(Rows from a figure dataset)
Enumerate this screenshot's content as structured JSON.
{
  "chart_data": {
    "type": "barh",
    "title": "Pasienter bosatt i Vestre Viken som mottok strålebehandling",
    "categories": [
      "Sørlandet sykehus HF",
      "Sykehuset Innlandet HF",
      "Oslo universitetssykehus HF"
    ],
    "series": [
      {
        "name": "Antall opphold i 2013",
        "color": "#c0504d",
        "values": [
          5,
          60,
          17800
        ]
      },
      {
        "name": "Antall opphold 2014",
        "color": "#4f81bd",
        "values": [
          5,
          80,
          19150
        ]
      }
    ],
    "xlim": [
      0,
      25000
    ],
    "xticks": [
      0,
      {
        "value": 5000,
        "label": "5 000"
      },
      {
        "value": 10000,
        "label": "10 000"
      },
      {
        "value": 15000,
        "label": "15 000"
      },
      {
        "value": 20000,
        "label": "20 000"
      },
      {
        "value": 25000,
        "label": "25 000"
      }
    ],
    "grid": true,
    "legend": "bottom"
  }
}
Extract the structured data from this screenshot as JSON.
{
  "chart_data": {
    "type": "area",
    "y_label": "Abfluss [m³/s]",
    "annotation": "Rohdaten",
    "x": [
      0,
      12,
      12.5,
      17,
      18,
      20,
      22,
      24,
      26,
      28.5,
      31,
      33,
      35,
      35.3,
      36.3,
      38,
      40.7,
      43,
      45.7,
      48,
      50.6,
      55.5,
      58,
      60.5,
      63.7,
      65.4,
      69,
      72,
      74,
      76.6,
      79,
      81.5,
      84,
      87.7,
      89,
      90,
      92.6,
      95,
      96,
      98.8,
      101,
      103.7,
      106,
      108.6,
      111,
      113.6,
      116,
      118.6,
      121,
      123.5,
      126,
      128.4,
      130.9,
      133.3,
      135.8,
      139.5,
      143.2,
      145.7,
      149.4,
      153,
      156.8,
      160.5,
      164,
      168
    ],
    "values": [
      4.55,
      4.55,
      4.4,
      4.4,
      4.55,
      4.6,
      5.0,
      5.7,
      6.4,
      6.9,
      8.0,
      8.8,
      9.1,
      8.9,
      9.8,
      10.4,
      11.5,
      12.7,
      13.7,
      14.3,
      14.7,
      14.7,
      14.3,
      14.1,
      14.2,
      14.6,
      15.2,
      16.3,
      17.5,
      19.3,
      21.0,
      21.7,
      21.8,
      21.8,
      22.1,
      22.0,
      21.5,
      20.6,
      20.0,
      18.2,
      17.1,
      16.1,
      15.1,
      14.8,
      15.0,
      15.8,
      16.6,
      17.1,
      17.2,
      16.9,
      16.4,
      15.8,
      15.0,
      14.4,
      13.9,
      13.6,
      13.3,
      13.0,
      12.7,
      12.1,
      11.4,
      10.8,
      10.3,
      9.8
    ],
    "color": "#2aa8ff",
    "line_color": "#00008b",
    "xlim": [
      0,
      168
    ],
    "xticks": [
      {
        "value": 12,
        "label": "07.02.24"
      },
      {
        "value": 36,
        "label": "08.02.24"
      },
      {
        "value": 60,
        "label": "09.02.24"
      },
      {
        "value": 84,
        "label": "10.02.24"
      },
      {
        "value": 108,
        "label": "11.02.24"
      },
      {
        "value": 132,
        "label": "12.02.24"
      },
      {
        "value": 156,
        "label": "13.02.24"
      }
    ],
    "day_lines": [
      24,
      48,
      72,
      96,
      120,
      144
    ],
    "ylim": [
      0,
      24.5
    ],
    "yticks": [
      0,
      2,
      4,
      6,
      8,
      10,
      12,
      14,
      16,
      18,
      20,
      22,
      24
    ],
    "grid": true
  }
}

> _Objective_: Please repeat the listing exactly, with nothing left out.

> _Worked solution_:
Enumerate this screenshot's content as structured JSON.
{
  "chart_data": {
    "type": "barh",
    "title": "Pasienter bosatt i Vestre Viken som mottok strålebehandling",
    "categories": [
      "Sørlandet sykehus HF",
      "Sykehuset Innlandet HF",
      "Oslo universitetssykehus HF"
    ],
    "series": [
      {
        "name": "Antall opphold i 2013",
        "color": "#c0504d",
        "values": [
          5,
          60,
          17800
        ]
      },
      {
        "name": "Antall opphold 2014",
        "color": "#4f81bd",
        "values": [
          5,
          80,
          19150
        ]
      }
    ],
    "xlim": [
      0,
      25000
    ],
    "xticks": [
      0,
      {
        "value": 5000,
        "label": "5 000"
      },
      {
        "value": 10000,
        "label": "10 000"
      },
      {
        "value": 15000,
        "label": "15 000"
      },
      {
        "value": 20000,
        "label": "20 000"
      },
      {
        "value": 25000,
        "label": "25 000"
      }
    ],
    "grid": true,
    "legend": "bottom"
  }
}
Extract the structured data from this screenshot as JSON.
{
  "chart_data": {
    "type": "area",
    "y_label": "Abfluss [m³/s]",
    "annotation": "Rohdaten",
    "x": [
      0,
      12,
      12.5,
      17,
      18,
      20,
      22,
      24,
      26,
      28.5,
      31,
      33,
      35,
      35.3,
      36.3,
      38,
      40.7,
      43,
      45.7,
      48,
      50.6,
      55.5,
      58,
      60.5,
      63.7,
      65.4,
      69,
      72,
      74,
      76.6,
      79,
      81.5,
      84,
      87.7,
      89,
      90,
      92.6,
      95,
      96,
      98.8,
      101,
      103.7,
      106,
      108.6,
      111,
      113.6,
      116,
      118.6,
      121,
      123.5,
      126,
      128.4,
      130.9,
      133.3,
      135.8,
      139.5,
      143.2,
      145.7,
      149.4,
      153,
      156.8,
      160.5,
      164,
      168
    ],
    "values": [
      4.55,
      4.55,
      4.4,
      4.4,
      4.55,
      4.6,
      5.0,
      5.7,
      6.4,
      6.9,
      8.0,
      8.8,
      9.1,
      8.9,
      9.8,
      10.4,
      11.5,
      12.7,
      13.7,
      14.3,
      14.7,
      14.7,
      14.3,
      14.1,
      14.2,
      14.6,
      15.2,
      16.3,
      17.5,
      19.3,
      21.0,
      21.7,
      21.8,
      21.8,
      22.1,
      22.0,
      21.5,
      20.6,
      20.0,
      18.2,
      17.1,
      16.1,
      15.1,
      14.8,
      15.0,
      15.8,
      16.6,
      17.1,
      17.2,
      16.9,
      16.4,
      15.8,
      15.0,
      14.4,
      13.9,
      13.6,
      13.3,
      13.0,
      12.7,
      12.1,
      11.4,
      10.8,
      10.3,
      9.8
    ],
    "color": "#2aa8ff",
    "line_color": "#00008b",
    "xlim": [
      0,
      168
    ],
    "xticks": [
      {
        "value": 12,
        "label": "07.02.24"
      },
      {
        "value": 36,
        "label": "08.02.24"
      },
      {
        "value": 60,
        "label": "09.02.24"
      },
      {
        "value": 84,
        "label": "10.02.24"
      },
      {
        "value": 108,
        "label": "11.02.24"
      },
      {
        "value": 132,
        "label": "12.02.24"
      },
      {
        "value": 156,
        "label": "13.02.24"
      }
    ],
    "day_lines": [
      24,
      48,
      72,
      96,
      120,
      144
    ],
    "ylim": [
      0,
      24.5
    ],
    "yticks": [
      0,
      2,
      4,
      6,
      8,
      10,
      12,
      14,
      16,
      18,
      20,
      22,
      24
    ],
    "grid": true
  }
}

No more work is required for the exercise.